▶ Short task
Print the entries verbatim, leaving out the images they contain.

==========

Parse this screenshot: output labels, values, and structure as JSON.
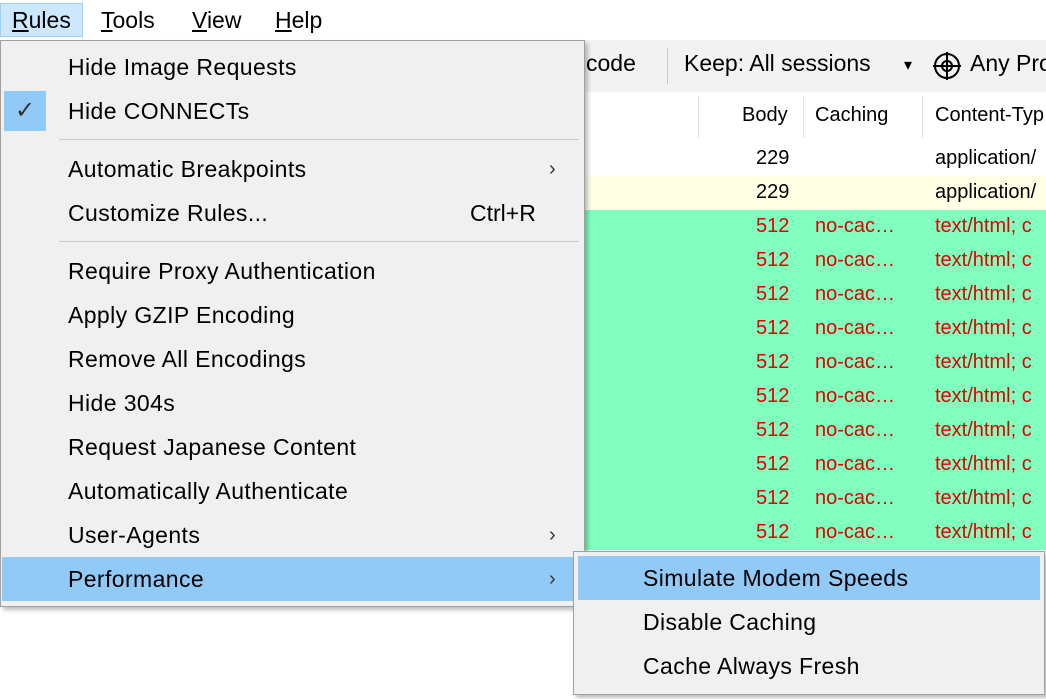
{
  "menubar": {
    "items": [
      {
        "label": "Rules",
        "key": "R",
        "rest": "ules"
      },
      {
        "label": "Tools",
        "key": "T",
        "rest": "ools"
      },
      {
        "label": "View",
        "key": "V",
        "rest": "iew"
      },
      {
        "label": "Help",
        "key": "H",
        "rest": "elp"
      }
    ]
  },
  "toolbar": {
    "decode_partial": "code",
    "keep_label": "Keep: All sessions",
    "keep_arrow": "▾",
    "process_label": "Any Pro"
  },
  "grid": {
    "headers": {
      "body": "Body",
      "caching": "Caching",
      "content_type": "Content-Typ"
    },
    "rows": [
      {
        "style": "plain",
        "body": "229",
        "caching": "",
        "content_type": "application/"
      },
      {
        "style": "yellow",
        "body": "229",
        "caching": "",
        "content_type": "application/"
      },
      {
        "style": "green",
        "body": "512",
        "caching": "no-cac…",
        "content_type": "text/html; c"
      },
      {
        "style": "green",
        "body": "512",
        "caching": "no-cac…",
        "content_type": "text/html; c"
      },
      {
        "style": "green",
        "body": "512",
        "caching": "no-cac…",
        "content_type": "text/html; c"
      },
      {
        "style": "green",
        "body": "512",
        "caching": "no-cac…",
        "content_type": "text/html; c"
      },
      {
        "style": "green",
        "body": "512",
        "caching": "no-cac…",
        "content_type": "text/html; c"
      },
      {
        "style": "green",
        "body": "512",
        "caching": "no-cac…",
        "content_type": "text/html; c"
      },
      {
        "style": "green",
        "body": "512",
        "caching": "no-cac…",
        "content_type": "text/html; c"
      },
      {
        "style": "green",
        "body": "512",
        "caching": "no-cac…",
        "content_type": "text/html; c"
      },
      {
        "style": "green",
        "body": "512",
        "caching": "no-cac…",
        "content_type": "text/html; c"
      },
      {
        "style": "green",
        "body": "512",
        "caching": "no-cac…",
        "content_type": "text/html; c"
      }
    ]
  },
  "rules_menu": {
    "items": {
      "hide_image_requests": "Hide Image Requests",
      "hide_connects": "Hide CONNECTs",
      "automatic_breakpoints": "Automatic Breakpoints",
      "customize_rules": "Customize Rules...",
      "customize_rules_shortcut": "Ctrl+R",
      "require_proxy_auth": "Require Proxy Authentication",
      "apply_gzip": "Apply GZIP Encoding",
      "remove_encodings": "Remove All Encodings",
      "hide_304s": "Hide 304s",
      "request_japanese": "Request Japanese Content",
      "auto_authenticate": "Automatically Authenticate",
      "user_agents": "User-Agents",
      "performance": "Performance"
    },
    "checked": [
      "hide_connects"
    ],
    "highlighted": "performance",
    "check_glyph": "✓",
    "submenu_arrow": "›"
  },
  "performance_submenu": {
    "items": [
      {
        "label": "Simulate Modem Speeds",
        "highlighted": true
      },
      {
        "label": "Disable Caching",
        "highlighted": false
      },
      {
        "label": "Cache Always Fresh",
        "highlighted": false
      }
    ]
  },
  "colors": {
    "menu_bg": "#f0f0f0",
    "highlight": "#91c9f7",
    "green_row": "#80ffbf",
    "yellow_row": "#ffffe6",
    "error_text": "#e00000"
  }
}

==========

▶ Solution to this exercise
Parse this screenshot: output labels, values, and structure as JSON.
{
  "menubar": {
    "items": [
      {
        "label": "Rules",
        "key": "R",
        "rest": "ules"
      },
      {
        "label": "Tools",
        "key": "T",
        "rest": "ools"
      },
      {
        "label": "View",
        "key": "V",
        "rest": "iew"
      },
      {
        "label": "Help",
        "key": "H",
        "rest": "elp"
      }
    ]
  },
  "toolbar": {
    "decode_partial": "code",
    "keep_label": "Keep: All sessions",
    "keep_arrow": "▾",
    "process_label": "Any Pro"
  },
  "grid": {
    "headers": {
      "body": "Body",
      "caching": "Caching",
      "content_type": "Content-Typ"
    },
    "rows": [
      {
        "style": "plain",
        "body": "229",
        "caching": "",
        "content_type": "application/"
      },
      {
        "style": "yellow",
        "body": "229",
        "caching": "",
        "content_type": "application/"
      },
      {
        "style": "green",
        "body": "512",
        "caching": "no-cac…",
        "content_type": "text/html; c"
      },
      {
        "style": "green",
        "body": "512",
        "caching": "no-cac…",
        "content_type": "text/html; c"
      },
      {
        "style": "green",
        "body": "512",
        "caching": "no-cac…",
        "content_type": "text/html; c"
      },
      {
        "style": "green",
        "body": "512",
        "caching": "no-cac…",
        "content_type": "text/html; c"
      },
      {
        "style": "green",
        "body": "512",
        "caching": "no-cac…",
        "content_type": "text/html; c"
      },
      {
        "style": "green",
        "body": "512",
        "caching": "no-cac…",
        "content_type": "text/html; c"
      },
      {
        "style": "green",
        "body": "512",
        "caching": "no-cac…",
        "content_type": "text/html; c"
      },
      {
        "style": "green",
        "body": "512",
        "caching": "no-cac…",
        "content_type": "text/html; c"
      },
      {
        "style": "green",
        "body": "512",
        "caching": "no-cac…",
        "content_type": "text/html; c"
      },
      {
        "style": "green",
        "body": "512",
        "caching": "no-cac…",
        "content_type": "text/html; c"
      }
    ]
  },
  "rules_menu": {
    "items": {
      "hide_image_requests": "Hide Image Requests",
      "hide_connects": "Hide CONNECTs",
      "automatic_breakpoints": "Automatic Breakpoints",
      "customize_rules": "Customize Rules...",
      "customize_rules_shortcut": "Ctrl+R",
      "require_proxy_auth": "Require Proxy Authentication",
      "apply_gzip": "Apply GZIP Encoding",
      "remove_encodings": "Remove All Encodings",
      "hide_304s": "Hide 304s",
      "request_japanese": "Request Japanese Content",
      "auto_authenticate": "Automatically Authenticate",
      "user_agents": "User-Agents",
      "performance": "Performance"
    },
    "checked": [
      "hide_connects"
    ],
    "highlighted": "performance",
    "check_glyph": "✓",
    "submenu_arrow": "›"
  },
  "performance_submenu": {
    "items": [
      {
        "label": "Simulate Modem Speeds",
        "highlighted": true
      },
      {
        "label": "Disable Caching",
        "highlighted": false
      },
      {
        "label": "Cache Always Fresh",
        "highlighted": false
      }
    ]
  },
  "colors": {
    "menu_bg": "#f0f0f0",
    "highlight": "#91c9f7",
    "green_row": "#80ffbf",
    "yellow_row": "#ffffe6",
    "error_text": "#e00000"
  }
}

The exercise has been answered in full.